:: Exercise aim ::
Find and return each line containing "Keahlian".

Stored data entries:
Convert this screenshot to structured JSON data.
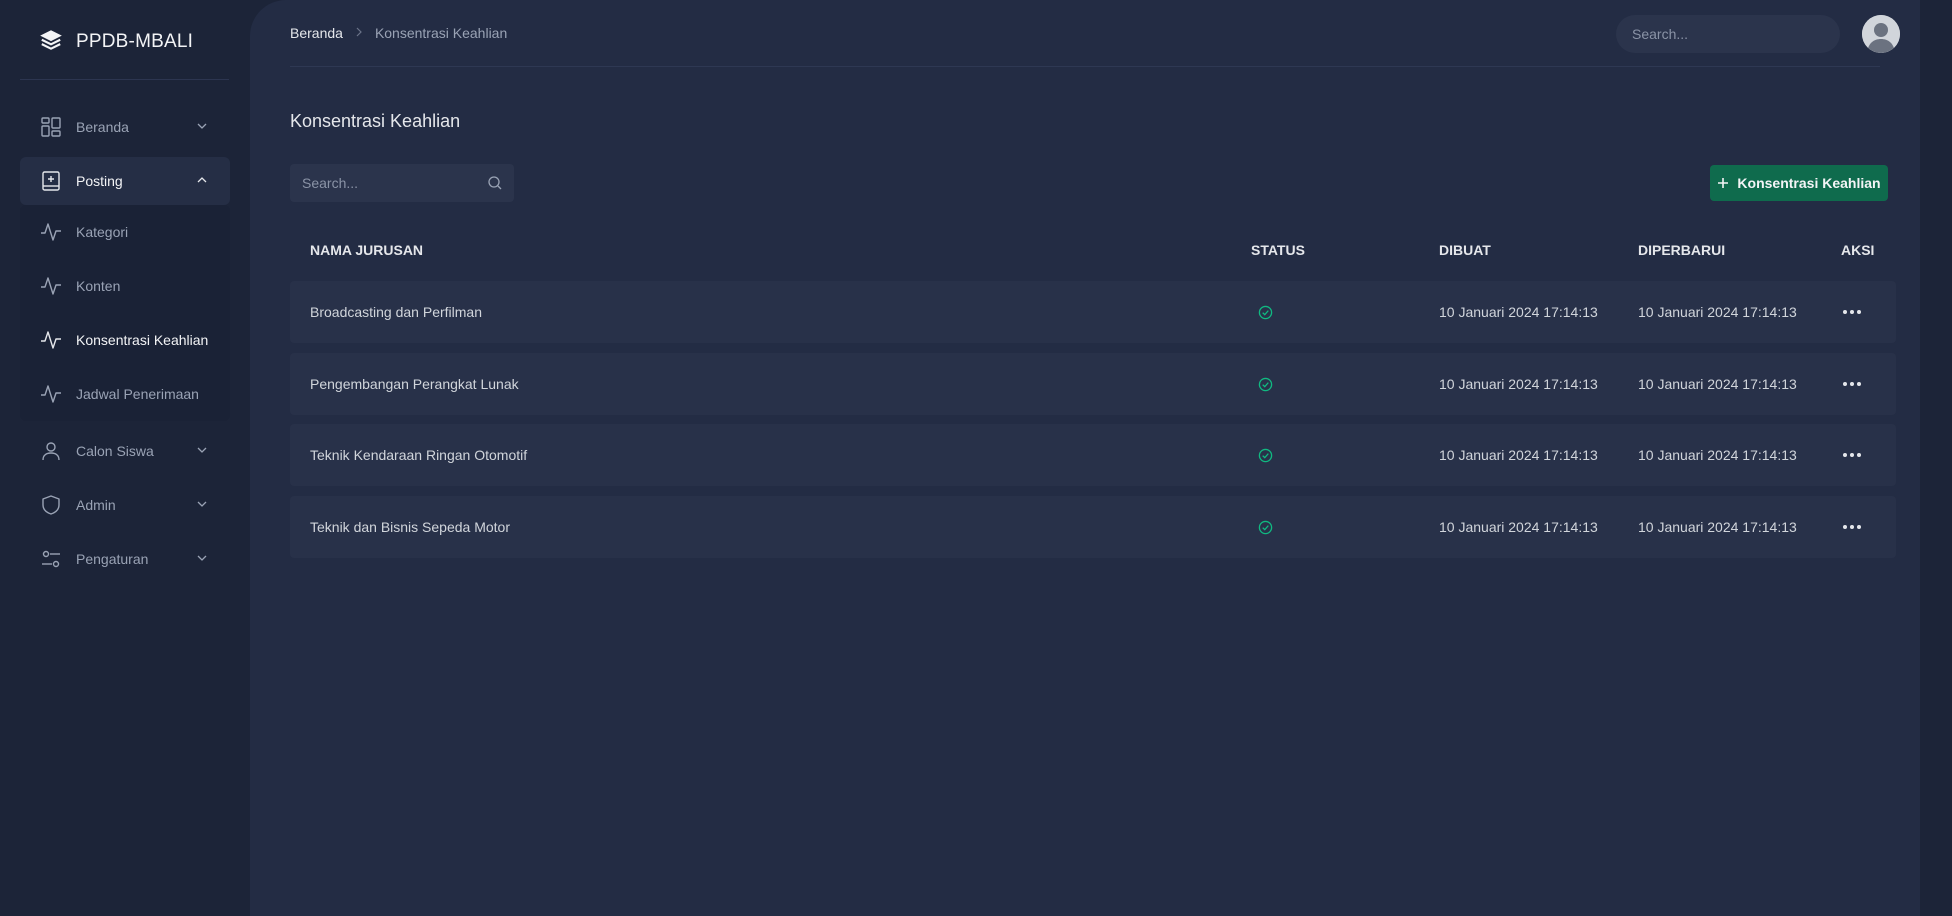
{
  "app": {
    "brand": "PPDB-MBALI"
  },
  "sidebar": {
    "items": [
      {
        "label": "Beranda",
        "icon": "dashboard-icon",
        "expanded": false
      },
      {
        "label": "Posting",
        "icon": "book-plus-icon",
        "expanded": true,
        "children": [
          {
            "label": "Kategori",
            "icon": "activity-icon"
          },
          {
            "label": "Konten",
            "icon": "activity-icon"
          },
          {
            "label": "Konsentrasi Keahlian",
            "icon": "activity-icon",
            "active": true
          },
          {
            "label": "Jadwal Penerimaan",
            "icon": "activity-icon"
          }
        ]
      },
      {
        "label": "Calon Siswa",
        "icon": "user-icon",
        "expanded": false
      },
      {
        "label": "Admin",
        "icon": "shield-icon",
        "expanded": false
      },
      {
        "label": "Pengaturan",
        "icon": "sliders-icon",
        "expanded": false
      }
    ]
  },
  "header": {
    "breadcrumb": [
      "Beranda",
      "Konsentrasi Keahlian"
    ],
    "search_placeholder": "Search..."
  },
  "main": {
    "title": "Konsentrasi Keahlian",
    "search_placeholder": "Search...",
    "add_button_label": "Konsentrasi Keahlian",
    "columns": [
      "NAMA JURUSAN",
      "STATUS",
      "DIBUAT",
      "DIPERBARUI",
      "AKSI"
    ],
    "rows": [
      {
        "name": "Broadcasting dan Perfilman",
        "status": "active",
        "created": "10 Januari 2024 17:14:13",
        "updated": "10 Januari 2024 17:14:13"
      },
      {
        "name": "Pengembangan Perangkat Lunak",
        "status": "active",
        "created": "10 Januari 2024 17:14:13",
        "updated": "10 Januari 2024 17:14:13"
      },
      {
        "name": "Teknik Kendaraan Ringan Otomotif",
        "status": "active",
        "created": "10 Januari 2024 17:14:13",
        "updated": "10 Januari 2024 17:14:13"
      },
      {
        "name": "Teknik dan Bisnis Sepeda Motor",
        "status": "active",
        "created": "10 Januari 2024 17:14:13",
        "updated": "10 Januari 2024 17:14:13"
      }
    ]
  },
  "colors": {
    "accent": "#0f6b4d",
    "status_ok": "#10b981"
  }
}
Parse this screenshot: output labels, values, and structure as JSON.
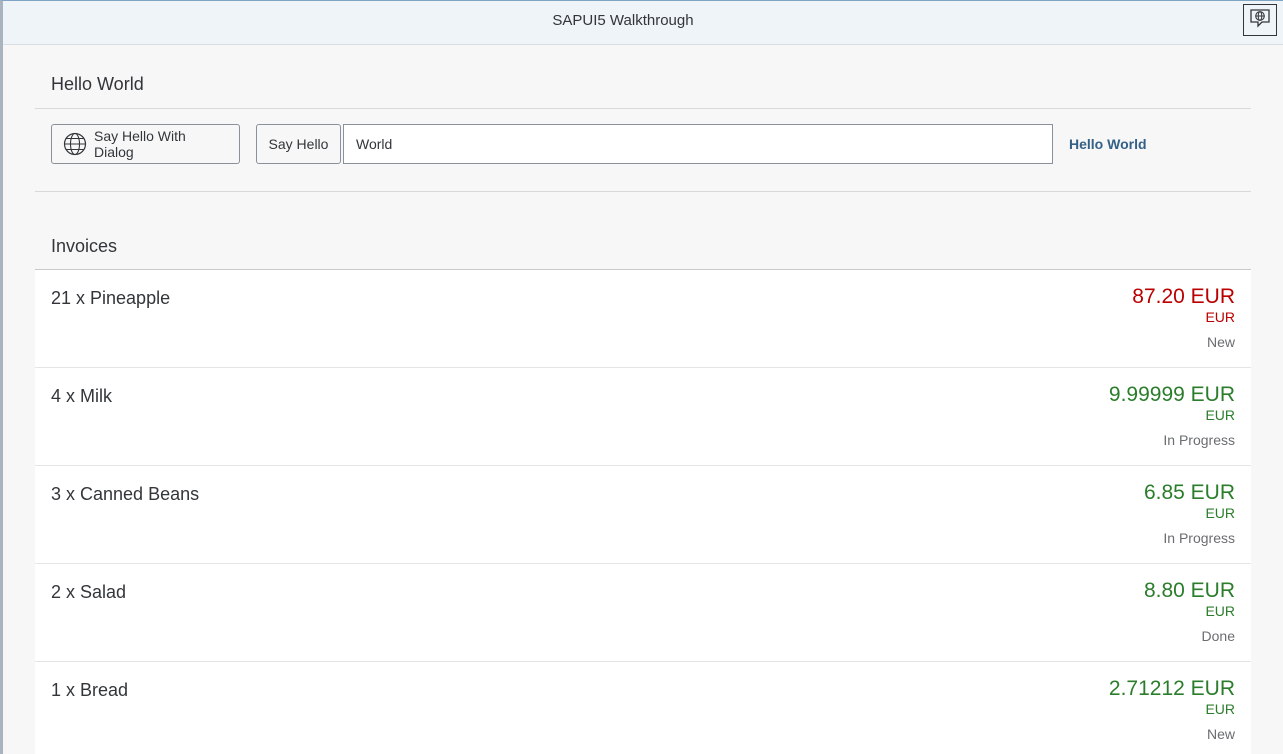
{
  "shell": {
    "title": "SAPUI5 Walkthrough",
    "help_icon": "globe-help-icon"
  },
  "hello_panel": {
    "header": "Hello World",
    "dialog_button_label": "Say Hello With Dialog",
    "dialog_button_icon": "globe-icon",
    "say_hello_label": "Say Hello",
    "input_value": "World",
    "greeting_text": "Hello World"
  },
  "invoices": {
    "title": "Invoices",
    "items": [
      {
        "title": "21 x Pineapple",
        "number": "87.20 EUR",
        "unit": "EUR",
        "status": "New",
        "state": "error"
      },
      {
        "title": "4 x Milk",
        "number": "9.99999 EUR",
        "unit": "EUR",
        "status": "In Progress",
        "state": "success"
      },
      {
        "title": "3 x Canned Beans",
        "number": "6.85 EUR",
        "unit": "EUR",
        "status": "In Progress",
        "state": "success"
      },
      {
        "title": "2 x Salad",
        "number": "8.80 EUR",
        "unit": "EUR",
        "status": "Done",
        "state": "success"
      },
      {
        "title": "1 x Bread",
        "number": "2.71212 EUR",
        "unit": "EUR",
        "status": "New",
        "state": "success"
      }
    ]
  },
  "colors": {
    "error": "#bb0000",
    "success": "#2b7d2b",
    "link": "#346187",
    "shell_bg": "#eff4f9"
  }
}
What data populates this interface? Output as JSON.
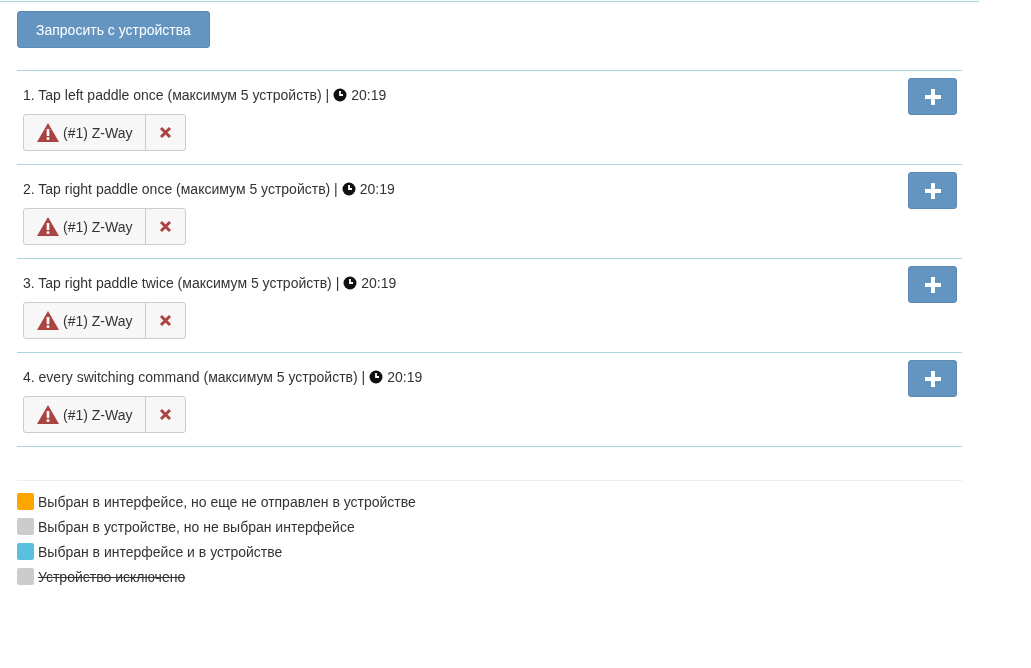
{
  "request_button": "Запросить с устройства",
  "groups": [
    {
      "title": "1. Tap left paddle once (максимум 5 устройств) |",
      "time": "20:19",
      "devices": [
        {
          "label": "(#1) Z-Way"
        }
      ]
    },
    {
      "title": "2. Tap right paddle once (максимум 5 устройств) |",
      "time": "20:19",
      "devices": [
        {
          "label": "(#1) Z-Way"
        }
      ]
    },
    {
      "title": "3. Tap right paddle twice (максимум 5 устройств) |",
      "time": "20:19",
      "devices": [
        {
          "label": "(#1) Z-Way"
        }
      ]
    },
    {
      "title": "4. every switching command (максимум 5 устройств) |",
      "time": "20:19",
      "devices": [
        {
          "label": "(#1) Z-Way"
        }
      ]
    }
  ],
  "legend": [
    {
      "label": "Выбран в интерфейсе, но еще не отправлен в устройстве",
      "color": "#ffa500",
      "struck": false
    },
    {
      "label": "Выбран в устройстве, но не выбран интерфейсе",
      "color": "#cccccc",
      "struck": false
    },
    {
      "label": "Выбран в интерфейсе и в устройстве",
      "color": "#5bc0de",
      "struck": false
    },
    {
      "label": "Устройство исключено",
      "color": "#cccccc",
      "struck": true
    }
  ]
}
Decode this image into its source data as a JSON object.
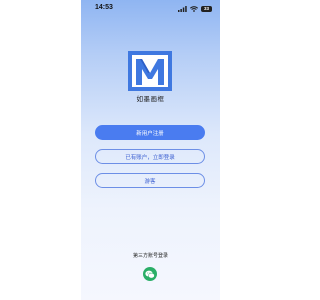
{
  "status_bar": {
    "time": "14:53",
    "battery": "33",
    "signal_icon": "signal-icon",
    "wifi_icon": "wifi-icon"
  },
  "app": {
    "name": "如墨画框",
    "logo_icon": "app-logo-icon"
  },
  "buttons": {
    "register": "新用户注册",
    "login": "已有账户，立即登录",
    "guest": "游客"
  },
  "third_party": {
    "label": "第三方账号登录",
    "wechat_icon": "wechat-icon"
  },
  "colors": {
    "primary": "#4a7cf0",
    "logo_blue": "#3f78e0",
    "wechat_green": "#2aae67"
  }
}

:: Completed exercise ::
            "label": "Konsentrasi Keahlian",
      "Konsentrasi Keahlian"
    "title": "Konsentrasi Keahlian",
    "add_button_label": "Konsentrasi Keahlian",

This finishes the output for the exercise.